EXERCISE INPUT:

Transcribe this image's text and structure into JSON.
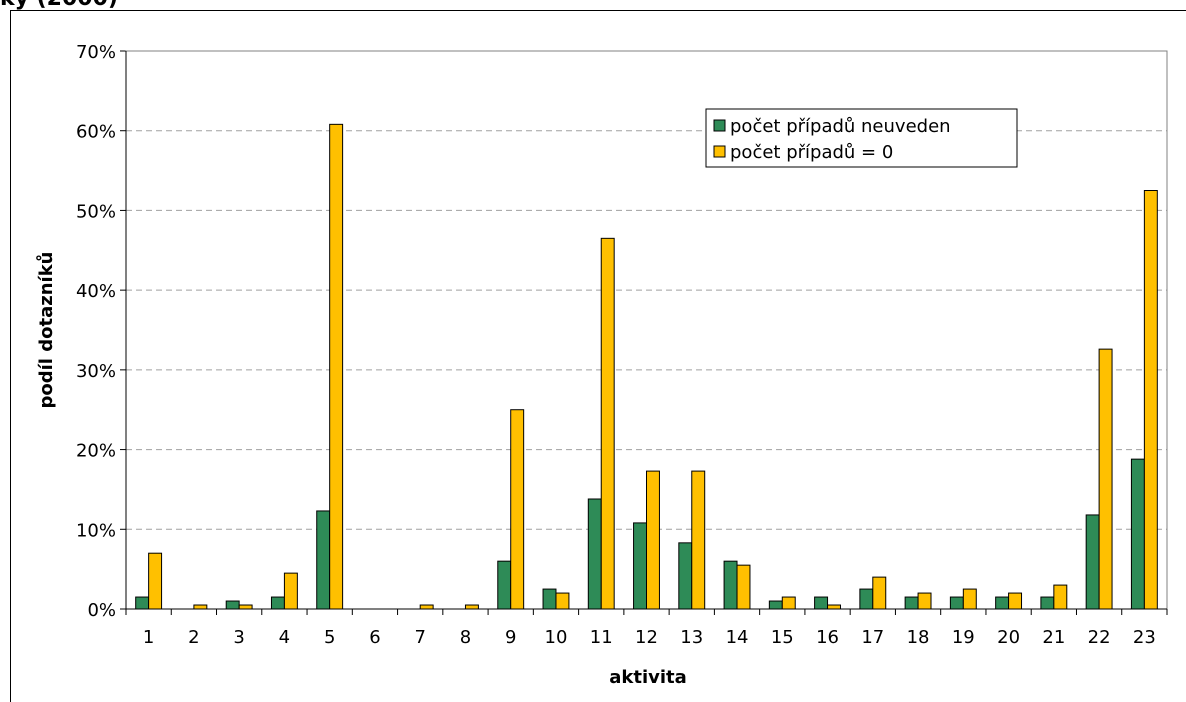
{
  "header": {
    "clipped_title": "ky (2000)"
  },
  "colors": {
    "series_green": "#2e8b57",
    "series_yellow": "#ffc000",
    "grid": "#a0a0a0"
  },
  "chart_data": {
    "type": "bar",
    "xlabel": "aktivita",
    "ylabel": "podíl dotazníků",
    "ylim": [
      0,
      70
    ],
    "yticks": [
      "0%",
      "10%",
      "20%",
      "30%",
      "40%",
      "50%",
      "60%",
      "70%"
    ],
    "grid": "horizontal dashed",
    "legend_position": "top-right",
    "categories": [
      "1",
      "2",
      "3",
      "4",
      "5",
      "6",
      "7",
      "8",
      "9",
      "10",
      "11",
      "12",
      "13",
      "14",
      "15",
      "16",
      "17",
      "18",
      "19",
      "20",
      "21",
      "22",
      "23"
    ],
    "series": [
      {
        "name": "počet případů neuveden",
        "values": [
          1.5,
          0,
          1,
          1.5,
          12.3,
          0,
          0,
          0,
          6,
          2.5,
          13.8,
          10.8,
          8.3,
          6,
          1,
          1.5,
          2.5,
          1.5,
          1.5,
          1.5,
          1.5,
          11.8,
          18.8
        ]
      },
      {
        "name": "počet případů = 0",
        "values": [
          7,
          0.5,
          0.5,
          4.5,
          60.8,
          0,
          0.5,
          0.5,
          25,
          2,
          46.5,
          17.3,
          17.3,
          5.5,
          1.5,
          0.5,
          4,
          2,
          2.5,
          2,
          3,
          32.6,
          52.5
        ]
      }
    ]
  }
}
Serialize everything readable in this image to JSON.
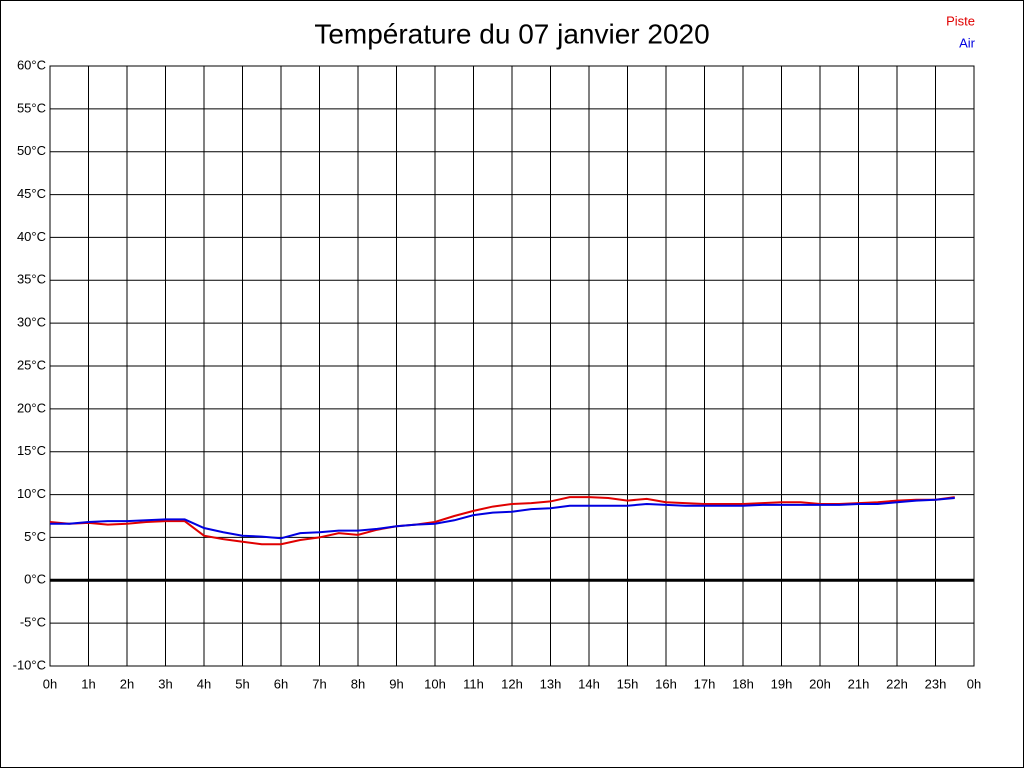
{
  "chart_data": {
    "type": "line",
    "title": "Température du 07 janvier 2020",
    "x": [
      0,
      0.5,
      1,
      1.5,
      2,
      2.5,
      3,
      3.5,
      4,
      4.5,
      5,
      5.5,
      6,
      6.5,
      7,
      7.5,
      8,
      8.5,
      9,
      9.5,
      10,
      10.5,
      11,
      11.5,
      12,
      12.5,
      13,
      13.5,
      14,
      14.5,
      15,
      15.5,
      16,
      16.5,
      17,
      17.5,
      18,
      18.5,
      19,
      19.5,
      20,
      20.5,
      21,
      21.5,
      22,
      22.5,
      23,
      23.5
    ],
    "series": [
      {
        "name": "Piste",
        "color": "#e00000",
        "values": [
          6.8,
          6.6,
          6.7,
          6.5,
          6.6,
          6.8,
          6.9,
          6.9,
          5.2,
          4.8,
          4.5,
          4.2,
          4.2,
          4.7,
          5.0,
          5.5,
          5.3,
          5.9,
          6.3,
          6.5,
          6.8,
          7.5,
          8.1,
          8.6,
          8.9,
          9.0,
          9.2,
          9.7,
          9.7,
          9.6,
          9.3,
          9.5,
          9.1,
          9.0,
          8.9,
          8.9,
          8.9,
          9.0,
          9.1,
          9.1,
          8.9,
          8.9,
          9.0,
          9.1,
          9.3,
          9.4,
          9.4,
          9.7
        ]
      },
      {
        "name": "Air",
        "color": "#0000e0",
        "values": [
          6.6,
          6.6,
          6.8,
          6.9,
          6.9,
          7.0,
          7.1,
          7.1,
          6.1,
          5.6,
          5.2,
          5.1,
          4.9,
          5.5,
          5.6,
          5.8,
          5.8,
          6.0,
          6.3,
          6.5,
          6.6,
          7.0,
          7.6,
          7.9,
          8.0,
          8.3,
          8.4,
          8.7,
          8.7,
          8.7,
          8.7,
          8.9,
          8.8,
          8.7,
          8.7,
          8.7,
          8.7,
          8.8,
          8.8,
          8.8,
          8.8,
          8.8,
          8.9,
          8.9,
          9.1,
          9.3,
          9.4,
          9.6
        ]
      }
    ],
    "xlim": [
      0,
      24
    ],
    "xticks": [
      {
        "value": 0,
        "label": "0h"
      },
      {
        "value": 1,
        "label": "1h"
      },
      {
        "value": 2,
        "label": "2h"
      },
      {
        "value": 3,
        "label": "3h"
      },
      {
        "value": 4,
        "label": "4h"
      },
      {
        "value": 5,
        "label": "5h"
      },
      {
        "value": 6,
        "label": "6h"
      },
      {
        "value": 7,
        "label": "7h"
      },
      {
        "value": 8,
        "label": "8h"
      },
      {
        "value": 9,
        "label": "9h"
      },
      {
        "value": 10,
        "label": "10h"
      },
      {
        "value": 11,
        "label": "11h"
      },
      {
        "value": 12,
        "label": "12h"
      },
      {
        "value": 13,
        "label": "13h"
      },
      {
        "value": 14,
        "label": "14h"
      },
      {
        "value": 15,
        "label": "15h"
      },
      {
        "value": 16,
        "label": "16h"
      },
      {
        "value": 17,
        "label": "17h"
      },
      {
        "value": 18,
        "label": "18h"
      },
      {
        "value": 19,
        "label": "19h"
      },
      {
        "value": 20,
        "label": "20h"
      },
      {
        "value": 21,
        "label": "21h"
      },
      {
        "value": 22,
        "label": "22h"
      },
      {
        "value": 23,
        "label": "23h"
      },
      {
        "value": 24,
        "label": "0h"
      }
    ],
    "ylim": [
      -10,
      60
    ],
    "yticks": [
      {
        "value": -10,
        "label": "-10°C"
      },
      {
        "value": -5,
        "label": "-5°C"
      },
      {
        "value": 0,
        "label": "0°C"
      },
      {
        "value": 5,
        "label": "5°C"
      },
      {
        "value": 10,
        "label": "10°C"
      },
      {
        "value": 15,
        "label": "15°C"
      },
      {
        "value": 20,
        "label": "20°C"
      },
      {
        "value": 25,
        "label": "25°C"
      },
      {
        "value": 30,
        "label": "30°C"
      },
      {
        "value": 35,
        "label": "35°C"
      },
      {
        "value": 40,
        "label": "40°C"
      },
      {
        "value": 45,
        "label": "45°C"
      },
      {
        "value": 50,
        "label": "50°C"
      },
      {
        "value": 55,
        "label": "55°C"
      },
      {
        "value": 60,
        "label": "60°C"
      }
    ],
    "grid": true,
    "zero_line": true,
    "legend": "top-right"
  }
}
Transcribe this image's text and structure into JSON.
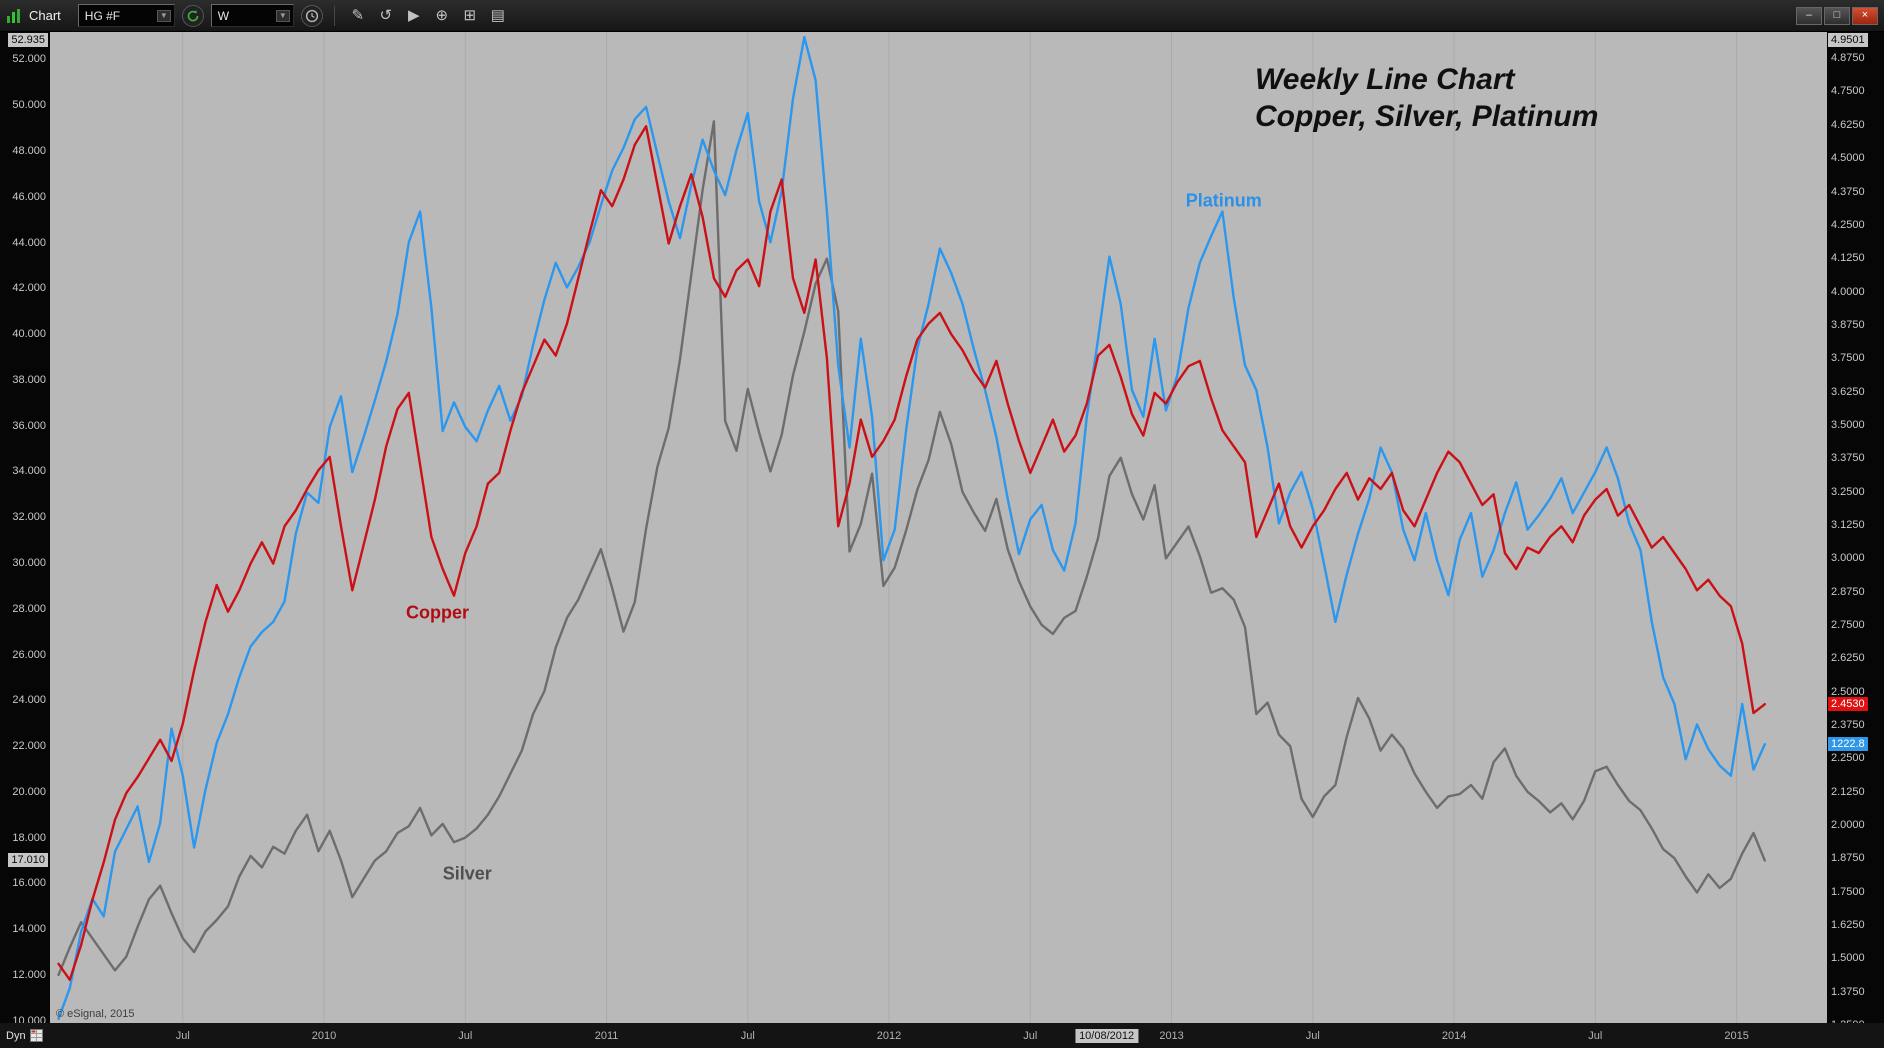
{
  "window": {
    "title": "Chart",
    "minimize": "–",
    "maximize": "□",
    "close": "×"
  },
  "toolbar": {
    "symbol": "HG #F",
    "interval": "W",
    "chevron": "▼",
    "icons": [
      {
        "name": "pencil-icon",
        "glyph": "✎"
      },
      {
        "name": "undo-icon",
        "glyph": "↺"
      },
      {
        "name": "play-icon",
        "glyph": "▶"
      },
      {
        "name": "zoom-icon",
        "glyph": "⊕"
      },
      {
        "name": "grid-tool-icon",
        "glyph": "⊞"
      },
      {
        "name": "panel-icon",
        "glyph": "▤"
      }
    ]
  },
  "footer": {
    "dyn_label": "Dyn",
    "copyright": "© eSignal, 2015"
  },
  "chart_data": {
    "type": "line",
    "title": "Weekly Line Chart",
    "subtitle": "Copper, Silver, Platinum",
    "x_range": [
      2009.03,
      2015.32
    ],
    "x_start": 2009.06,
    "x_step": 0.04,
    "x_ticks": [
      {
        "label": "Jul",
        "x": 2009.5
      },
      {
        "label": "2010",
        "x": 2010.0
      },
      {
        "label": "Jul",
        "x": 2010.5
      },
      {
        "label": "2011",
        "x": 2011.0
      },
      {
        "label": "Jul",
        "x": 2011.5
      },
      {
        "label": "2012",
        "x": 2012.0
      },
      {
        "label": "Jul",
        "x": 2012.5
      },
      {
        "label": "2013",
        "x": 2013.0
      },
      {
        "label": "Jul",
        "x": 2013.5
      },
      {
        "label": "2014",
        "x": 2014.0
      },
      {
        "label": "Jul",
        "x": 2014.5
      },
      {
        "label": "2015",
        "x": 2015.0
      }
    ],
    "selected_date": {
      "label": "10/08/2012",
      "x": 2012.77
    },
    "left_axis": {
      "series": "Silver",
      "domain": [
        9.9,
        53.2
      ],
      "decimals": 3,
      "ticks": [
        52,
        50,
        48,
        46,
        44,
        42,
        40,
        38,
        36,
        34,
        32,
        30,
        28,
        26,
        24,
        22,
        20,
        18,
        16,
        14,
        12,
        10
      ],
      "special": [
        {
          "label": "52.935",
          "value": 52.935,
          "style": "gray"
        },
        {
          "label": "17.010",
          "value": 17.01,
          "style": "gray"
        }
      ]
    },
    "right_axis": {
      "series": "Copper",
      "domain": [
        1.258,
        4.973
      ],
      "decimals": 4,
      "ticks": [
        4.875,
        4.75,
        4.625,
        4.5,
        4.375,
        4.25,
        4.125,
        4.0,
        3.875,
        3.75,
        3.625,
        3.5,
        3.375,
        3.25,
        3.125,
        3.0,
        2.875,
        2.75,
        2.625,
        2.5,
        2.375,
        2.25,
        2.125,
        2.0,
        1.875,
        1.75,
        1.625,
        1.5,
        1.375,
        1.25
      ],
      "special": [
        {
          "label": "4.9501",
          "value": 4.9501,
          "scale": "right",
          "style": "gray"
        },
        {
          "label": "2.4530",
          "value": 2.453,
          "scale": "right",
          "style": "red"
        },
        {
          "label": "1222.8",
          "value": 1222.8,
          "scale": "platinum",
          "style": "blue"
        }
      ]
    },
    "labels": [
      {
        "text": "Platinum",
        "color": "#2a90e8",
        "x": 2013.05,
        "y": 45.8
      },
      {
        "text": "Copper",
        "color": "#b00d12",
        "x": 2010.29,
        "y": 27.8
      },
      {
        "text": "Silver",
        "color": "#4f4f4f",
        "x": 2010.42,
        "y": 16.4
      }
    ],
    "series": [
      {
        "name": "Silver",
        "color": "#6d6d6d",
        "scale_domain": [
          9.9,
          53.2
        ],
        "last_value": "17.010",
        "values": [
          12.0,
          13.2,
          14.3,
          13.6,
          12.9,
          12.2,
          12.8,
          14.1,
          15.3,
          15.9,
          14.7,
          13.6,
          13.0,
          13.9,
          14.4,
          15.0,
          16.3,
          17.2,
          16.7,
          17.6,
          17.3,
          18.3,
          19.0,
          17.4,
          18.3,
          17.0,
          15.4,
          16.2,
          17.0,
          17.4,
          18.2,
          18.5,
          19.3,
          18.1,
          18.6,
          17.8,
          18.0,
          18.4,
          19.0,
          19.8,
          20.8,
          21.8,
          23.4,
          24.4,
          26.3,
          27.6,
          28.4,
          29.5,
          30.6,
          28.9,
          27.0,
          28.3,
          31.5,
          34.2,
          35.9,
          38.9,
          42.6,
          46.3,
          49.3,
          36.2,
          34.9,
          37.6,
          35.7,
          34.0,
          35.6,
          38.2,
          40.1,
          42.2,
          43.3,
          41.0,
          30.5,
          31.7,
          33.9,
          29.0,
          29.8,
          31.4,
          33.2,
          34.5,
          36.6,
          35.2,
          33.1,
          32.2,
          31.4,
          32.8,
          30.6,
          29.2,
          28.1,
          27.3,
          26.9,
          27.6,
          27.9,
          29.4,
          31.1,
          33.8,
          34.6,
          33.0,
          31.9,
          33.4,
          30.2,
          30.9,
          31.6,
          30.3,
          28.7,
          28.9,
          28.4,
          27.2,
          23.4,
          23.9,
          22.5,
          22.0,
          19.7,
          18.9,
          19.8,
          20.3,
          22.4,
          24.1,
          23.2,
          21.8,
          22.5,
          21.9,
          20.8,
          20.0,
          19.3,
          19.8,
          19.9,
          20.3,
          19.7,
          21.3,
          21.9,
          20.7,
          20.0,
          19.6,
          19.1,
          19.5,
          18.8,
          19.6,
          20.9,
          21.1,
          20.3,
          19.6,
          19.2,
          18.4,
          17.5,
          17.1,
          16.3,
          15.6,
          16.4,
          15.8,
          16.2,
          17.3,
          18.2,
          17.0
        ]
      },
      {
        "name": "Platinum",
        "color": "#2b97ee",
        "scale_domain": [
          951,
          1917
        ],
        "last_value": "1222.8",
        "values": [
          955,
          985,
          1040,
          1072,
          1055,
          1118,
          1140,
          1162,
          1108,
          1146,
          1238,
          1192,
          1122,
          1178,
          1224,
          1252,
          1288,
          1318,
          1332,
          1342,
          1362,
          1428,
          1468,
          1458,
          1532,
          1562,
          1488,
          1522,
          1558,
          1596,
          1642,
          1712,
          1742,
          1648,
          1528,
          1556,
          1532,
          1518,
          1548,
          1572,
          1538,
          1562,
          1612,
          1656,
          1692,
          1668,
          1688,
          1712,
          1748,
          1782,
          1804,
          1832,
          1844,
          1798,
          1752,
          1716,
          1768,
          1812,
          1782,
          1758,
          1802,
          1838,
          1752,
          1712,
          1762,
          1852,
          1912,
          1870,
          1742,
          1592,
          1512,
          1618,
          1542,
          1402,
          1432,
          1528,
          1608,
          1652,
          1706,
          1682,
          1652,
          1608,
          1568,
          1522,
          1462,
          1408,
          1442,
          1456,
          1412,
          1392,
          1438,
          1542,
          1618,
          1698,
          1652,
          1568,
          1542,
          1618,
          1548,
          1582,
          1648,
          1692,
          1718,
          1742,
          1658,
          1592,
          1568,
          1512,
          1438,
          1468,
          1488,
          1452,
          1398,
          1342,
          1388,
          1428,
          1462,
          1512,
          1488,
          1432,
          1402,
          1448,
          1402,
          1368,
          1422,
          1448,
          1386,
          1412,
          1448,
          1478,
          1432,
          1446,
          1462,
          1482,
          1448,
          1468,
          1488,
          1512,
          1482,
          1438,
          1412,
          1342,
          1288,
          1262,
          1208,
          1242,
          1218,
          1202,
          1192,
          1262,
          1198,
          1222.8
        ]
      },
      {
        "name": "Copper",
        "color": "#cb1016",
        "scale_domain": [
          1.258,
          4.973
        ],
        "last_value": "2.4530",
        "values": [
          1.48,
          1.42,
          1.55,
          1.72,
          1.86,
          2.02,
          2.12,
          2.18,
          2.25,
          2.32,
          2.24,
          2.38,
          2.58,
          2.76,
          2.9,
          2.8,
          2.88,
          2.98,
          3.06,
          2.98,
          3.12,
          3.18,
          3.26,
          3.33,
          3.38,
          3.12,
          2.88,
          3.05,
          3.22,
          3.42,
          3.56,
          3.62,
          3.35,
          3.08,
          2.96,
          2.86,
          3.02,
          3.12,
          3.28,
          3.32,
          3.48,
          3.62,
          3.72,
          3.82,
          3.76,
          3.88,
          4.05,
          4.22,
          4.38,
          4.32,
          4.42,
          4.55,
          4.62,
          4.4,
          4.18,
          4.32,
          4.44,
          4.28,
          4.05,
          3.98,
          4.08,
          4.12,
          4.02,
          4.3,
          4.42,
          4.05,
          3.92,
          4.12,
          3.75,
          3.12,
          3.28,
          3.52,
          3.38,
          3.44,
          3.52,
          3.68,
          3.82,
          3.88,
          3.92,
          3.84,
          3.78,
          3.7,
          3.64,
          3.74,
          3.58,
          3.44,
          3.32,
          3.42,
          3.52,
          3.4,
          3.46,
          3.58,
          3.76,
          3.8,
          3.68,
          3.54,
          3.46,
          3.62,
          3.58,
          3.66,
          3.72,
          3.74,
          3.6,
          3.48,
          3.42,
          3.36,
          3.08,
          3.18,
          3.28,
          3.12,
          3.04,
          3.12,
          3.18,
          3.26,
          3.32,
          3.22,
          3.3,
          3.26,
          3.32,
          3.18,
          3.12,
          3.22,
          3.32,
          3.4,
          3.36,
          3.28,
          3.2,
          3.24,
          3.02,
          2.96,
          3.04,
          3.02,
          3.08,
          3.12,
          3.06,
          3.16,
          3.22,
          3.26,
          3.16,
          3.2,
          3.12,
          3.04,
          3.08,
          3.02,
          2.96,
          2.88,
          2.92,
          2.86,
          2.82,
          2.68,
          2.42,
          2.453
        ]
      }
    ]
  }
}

GOAL: Pull every line holding "počet" out of the records.

EXPECTED ANSWER:
        "name": "počet případů neuveden",
        "name": "počet případů = 0",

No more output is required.